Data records
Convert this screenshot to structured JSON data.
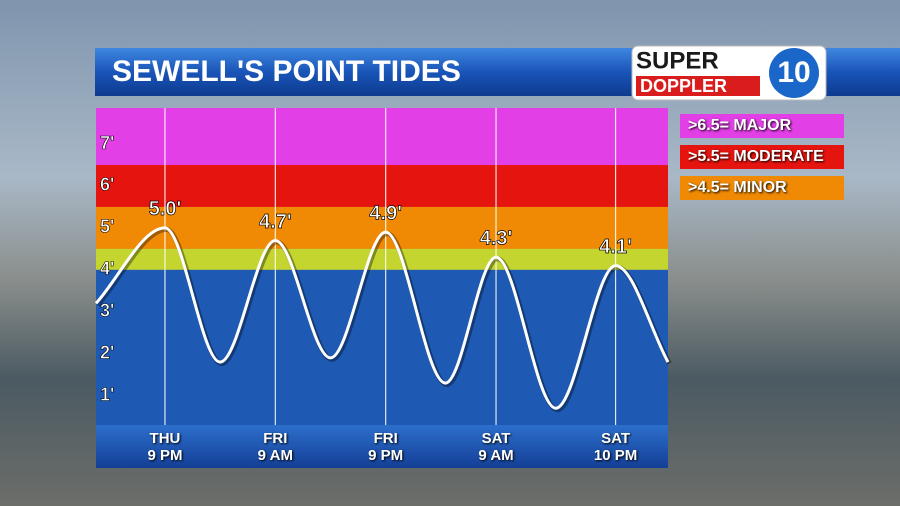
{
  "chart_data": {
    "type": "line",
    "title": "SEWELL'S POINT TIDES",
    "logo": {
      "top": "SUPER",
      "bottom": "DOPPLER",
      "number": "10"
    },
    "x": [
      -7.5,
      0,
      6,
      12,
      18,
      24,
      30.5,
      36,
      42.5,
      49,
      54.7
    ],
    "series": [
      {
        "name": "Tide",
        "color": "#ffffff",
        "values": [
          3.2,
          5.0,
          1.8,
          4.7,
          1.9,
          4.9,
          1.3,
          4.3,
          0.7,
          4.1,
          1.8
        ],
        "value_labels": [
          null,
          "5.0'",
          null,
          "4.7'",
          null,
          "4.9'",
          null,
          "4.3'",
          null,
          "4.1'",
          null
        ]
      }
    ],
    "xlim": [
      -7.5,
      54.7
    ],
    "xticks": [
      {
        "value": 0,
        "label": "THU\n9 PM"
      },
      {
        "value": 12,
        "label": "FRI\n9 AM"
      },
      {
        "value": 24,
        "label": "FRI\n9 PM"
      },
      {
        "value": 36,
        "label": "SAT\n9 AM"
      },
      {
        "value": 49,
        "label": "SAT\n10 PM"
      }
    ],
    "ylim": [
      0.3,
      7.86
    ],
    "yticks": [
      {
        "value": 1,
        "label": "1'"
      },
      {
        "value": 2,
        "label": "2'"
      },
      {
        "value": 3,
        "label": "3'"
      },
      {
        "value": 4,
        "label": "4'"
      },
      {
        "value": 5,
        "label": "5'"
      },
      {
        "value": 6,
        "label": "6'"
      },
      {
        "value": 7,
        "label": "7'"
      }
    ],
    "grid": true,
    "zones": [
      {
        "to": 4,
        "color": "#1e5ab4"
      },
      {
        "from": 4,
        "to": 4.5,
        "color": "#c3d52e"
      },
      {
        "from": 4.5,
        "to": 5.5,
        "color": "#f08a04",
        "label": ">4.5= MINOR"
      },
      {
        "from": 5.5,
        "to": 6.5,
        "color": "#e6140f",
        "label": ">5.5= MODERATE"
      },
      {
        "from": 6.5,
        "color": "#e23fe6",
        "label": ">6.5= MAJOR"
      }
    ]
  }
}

* _TO BE DONE_
Reproduce the listing above exactly, excluding all pictures.

* _PROBLEM SOLUTION_
Convert this screenshot to structured JSON data.
{
  "chart_data": {
    "type": "line",
    "title": "SEWELL'S POINT TIDES",
    "logo": {
      "top": "SUPER",
      "bottom": "DOPPLER",
      "number": "10"
    },
    "x": [
      -7.5,
      0,
      6,
      12,
      18,
      24,
      30.5,
      36,
      42.5,
      49,
      54.7
    ],
    "series": [
      {
        "name": "Tide",
        "color": "#ffffff",
        "values": [
          3.2,
          5.0,
          1.8,
          4.7,
          1.9,
          4.9,
          1.3,
          4.3,
          0.7,
          4.1,
          1.8
        ],
        "value_labels": [
          null,
          "5.0'",
          null,
          "4.7'",
          null,
          "4.9'",
          null,
          "4.3'",
          null,
          "4.1'",
          null
        ]
      }
    ],
    "xlim": [
      -7.5,
      54.7
    ],
    "xticks": [
      {
        "value": 0,
        "label": "THU\n9 PM"
      },
      {
        "value": 12,
        "label": "FRI\n9 AM"
      },
      {
        "value": 24,
        "label": "FRI\n9 PM"
      },
      {
        "value": 36,
        "label": "SAT\n9 AM"
      },
      {
        "value": 49,
        "label": "SAT\n10 PM"
      }
    ],
    "ylim": [
      0.3,
      7.86
    ],
    "yticks": [
      {
        "value": 1,
        "label": "1'"
      },
      {
        "value": 2,
        "label": "2'"
      },
      {
        "value": 3,
        "label": "3'"
      },
      {
        "value": 4,
        "label": "4'"
      },
      {
        "value": 5,
        "label": "5'"
      },
      {
        "value": 6,
        "label": "6'"
      },
      {
        "value": 7,
        "label": "7'"
      }
    ],
    "grid": true,
    "zones": [
      {
        "to": 4,
        "color": "#1e5ab4"
      },
      {
        "from": 4,
        "to": 4.5,
        "color": "#c3d52e"
      },
      {
        "from": 4.5,
        "to": 5.5,
        "color": "#f08a04",
        "label": ">4.5= MINOR"
      },
      {
        "from": 5.5,
        "to": 6.5,
        "color": "#e6140f",
        "label": ">5.5= MODERATE"
      },
      {
        "from": 6.5,
        "color": "#e23fe6",
        "label": ">6.5= MAJOR"
      }
    ]
  }
}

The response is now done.